§ Written instruction
Pick out all lines of the entries that include the word "options" and copy them.

§ Data records

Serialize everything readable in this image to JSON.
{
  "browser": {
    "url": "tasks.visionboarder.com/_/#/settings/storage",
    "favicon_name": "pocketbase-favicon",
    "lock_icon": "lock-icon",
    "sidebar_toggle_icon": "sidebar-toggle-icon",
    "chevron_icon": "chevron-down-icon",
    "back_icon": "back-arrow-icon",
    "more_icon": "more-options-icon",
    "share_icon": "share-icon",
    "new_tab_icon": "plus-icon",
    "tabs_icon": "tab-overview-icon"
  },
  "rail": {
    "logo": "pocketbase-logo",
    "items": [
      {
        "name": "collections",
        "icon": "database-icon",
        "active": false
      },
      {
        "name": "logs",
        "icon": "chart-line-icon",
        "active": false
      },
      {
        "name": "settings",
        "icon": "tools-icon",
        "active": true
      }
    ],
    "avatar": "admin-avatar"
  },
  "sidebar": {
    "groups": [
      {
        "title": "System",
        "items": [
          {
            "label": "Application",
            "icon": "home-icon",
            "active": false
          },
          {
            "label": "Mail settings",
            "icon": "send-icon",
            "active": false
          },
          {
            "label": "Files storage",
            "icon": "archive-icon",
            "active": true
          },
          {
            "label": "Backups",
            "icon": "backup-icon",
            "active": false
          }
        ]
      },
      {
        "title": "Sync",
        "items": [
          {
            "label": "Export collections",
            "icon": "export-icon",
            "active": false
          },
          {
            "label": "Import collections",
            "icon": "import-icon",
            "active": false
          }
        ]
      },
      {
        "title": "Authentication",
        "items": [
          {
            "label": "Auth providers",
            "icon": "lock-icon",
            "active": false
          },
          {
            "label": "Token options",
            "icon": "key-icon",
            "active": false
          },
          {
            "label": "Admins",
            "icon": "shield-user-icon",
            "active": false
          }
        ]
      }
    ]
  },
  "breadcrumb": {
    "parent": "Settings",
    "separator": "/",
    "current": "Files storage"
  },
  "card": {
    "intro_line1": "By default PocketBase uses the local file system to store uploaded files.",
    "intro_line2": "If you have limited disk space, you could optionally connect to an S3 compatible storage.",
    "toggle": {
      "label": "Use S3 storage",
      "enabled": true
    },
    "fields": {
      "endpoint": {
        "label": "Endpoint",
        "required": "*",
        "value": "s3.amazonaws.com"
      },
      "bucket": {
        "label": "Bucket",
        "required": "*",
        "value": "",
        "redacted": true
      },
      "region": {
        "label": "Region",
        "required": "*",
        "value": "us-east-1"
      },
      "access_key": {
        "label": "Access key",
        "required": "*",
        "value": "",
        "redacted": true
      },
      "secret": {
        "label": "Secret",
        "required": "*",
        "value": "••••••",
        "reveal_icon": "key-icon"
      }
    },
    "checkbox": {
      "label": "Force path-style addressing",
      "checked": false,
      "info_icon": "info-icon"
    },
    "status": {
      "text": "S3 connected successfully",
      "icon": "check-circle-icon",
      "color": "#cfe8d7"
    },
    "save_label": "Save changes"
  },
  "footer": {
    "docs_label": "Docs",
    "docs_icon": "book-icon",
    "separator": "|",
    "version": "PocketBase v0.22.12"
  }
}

§ The output
    "more_icon": "more-options-icon",
            "label": "Token options",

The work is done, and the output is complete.